Entries taken from a collection

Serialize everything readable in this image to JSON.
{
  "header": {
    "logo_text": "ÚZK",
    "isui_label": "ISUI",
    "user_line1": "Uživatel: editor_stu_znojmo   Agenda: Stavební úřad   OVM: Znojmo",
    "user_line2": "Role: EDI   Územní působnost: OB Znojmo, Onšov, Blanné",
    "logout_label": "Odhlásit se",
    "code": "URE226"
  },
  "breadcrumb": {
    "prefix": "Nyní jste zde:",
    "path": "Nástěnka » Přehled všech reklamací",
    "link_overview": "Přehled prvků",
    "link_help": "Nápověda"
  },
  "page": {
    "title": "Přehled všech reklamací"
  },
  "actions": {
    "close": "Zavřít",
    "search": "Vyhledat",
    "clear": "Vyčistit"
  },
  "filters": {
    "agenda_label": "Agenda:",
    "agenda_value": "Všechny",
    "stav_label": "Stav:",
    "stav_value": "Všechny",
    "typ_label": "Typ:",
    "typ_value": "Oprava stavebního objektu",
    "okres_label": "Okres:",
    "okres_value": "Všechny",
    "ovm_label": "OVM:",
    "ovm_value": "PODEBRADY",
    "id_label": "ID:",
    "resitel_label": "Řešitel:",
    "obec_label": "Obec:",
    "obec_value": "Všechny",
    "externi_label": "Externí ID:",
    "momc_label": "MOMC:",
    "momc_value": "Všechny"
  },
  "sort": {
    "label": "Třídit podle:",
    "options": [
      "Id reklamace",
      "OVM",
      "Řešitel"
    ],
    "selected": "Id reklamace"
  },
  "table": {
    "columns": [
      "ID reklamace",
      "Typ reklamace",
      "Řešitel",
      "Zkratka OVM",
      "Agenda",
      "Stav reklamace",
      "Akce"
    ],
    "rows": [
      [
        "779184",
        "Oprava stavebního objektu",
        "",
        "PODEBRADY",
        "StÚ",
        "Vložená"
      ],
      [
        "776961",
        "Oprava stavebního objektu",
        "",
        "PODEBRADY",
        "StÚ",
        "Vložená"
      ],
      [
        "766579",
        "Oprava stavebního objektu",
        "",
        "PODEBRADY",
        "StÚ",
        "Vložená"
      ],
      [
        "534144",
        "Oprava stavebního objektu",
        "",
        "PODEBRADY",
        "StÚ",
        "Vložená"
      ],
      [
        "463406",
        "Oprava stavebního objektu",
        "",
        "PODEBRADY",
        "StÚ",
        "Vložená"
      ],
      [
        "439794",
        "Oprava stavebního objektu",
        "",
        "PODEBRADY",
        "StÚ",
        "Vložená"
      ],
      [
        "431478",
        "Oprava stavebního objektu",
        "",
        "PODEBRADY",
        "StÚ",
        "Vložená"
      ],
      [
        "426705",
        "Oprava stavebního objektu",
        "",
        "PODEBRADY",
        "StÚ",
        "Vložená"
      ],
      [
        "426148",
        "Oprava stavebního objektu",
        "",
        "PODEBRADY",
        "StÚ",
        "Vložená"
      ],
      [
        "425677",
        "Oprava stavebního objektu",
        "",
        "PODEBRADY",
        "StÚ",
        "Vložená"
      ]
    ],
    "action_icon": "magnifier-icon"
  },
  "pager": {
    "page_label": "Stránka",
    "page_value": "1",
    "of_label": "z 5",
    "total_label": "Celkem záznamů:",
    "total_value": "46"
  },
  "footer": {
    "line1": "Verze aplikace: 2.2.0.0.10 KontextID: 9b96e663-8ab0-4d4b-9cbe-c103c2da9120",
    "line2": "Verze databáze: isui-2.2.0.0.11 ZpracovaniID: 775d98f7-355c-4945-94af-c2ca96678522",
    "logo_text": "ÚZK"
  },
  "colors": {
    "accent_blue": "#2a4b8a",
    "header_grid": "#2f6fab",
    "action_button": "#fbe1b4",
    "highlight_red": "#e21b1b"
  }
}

◆ **TASK TO CARRY OUT**
Reproduce the material in full, with no word added or dropped.

◆ **THE RESPONSE**
Serialize everything readable in this image to JSON.
{
  "header": {
    "logo_text": "ÚZK",
    "isui_label": "ISUI",
    "user_line1": "Uživatel: editor_stu_znojmo   Agenda: Stavební úřad   OVM: Znojmo",
    "user_line2": "Role: EDI   Územní působnost: OB Znojmo, Onšov, Blanné",
    "logout_label": "Odhlásit se",
    "code": "URE226"
  },
  "breadcrumb": {
    "prefix": "Nyní jste zde:",
    "path": "Nástěnka » Přehled všech reklamací",
    "link_overview": "Přehled prvků",
    "link_help": "Nápověda"
  },
  "page": {
    "title": "Přehled všech reklamací"
  },
  "actions": {
    "close": "Zavřít",
    "search": "Vyhledat",
    "clear": "Vyčistit"
  },
  "filters": {
    "agenda_label": "Agenda:",
    "agenda_value": "Všechny",
    "stav_label": "Stav:",
    "stav_value": "Všechny",
    "typ_label": "Typ:",
    "typ_value": "Oprava stavebního objektu",
    "okres_label": "Okres:",
    "okres_value": "Všechny",
    "ovm_label": "OVM:",
    "ovm_value": "PODEBRADY",
    "id_label": "ID:",
    "resitel_label": "Řešitel:",
    "obec_label": "Obec:",
    "obec_value": "Všechny",
    "externi_label": "Externí ID:",
    "momc_label": "MOMC:",
    "momc_value": "Všechny"
  },
  "sort": {
    "label": "Třídit podle:",
    "options": [
      "Id reklamace",
      "OVM",
      "Řešitel"
    ],
    "selected": "Id reklamace"
  },
  "table": {
    "columns": [
      "ID reklamace",
      "Typ reklamace",
      "Řešitel",
      "Zkratka OVM",
      "Agenda",
      "Stav reklamace",
      "Akce"
    ],
    "rows": [
      [
        "779184",
        "Oprava stavebního objektu",
        "",
        "PODEBRADY",
        "StÚ",
        "Vložená"
      ],
      [
        "776961",
        "Oprava stavebního objektu",
        "",
        "PODEBRADY",
        "StÚ",
        "Vložená"
      ],
      [
        "766579",
        "Oprava stavebního objektu",
        "",
        "PODEBRADY",
        "StÚ",
        "Vložená"
      ],
      [
        "534144",
        "Oprava stavebního objektu",
        "",
        "PODEBRADY",
        "StÚ",
        "Vložená"
      ],
      [
        "463406",
        "Oprava stavebního objektu",
        "",
        "PODEBRADY",
        "StÚ",
        "Vložená"
      ],
      [
        "439794",
        "Oprava stavebního objektu",
        "",
        "PODEBRADY",
        "StÚ",
        "Vložená"
      ],
      [
        "431478",
        "Oprava stavebního objektu",
        "",
        "PODEBRADY",
        "StÚ",
        "Vložená"
      ],
      [
        "426705",
        "Oprava stavebního objektu",
        "",
        "PODEBRADY",
        "StÚ",
        "Vložená"
      ],
      [
        "426148",
        "Oprava stavebního objektu",
        "",
        "PODEBRADY",
        "StÚ",
        "Vložená"
      ],
      [
        "425677",
        "Oprava stavebního objektu",
        "",
        "PODEBRADY",
        "StÚ",
        "Vložená"
      ]
    ],
    "action_icon": "magnifier-icon"
  },
  "pager": {
    "page_label": "Stránka",
    "page_value": "1",
    "of_label": "z 5",
    "total_label": "Celkem záznamů:",
    "total_value": "46"
  },
  "footer": {
    "line1": "Verze aplikace: 2.2.0.0.10 KontextID: 9b96e663-8ab0-4d4b-9cbe-c103c2da9120",
    "line2": "Verze databáze: isui-2.2.0.0.11 ZpracovaniID: 775d98f7-355c-4945-94af-c2ca96678522",
    "logo_text": "ÚZK"
  },
  "colors": {
    "accent_blue": "#2a4b8a",
    "header_grid": "#2f6fab",
    "action_button": "#fbe1b4",
    "highlight_red": "#e21b1b"
  }
}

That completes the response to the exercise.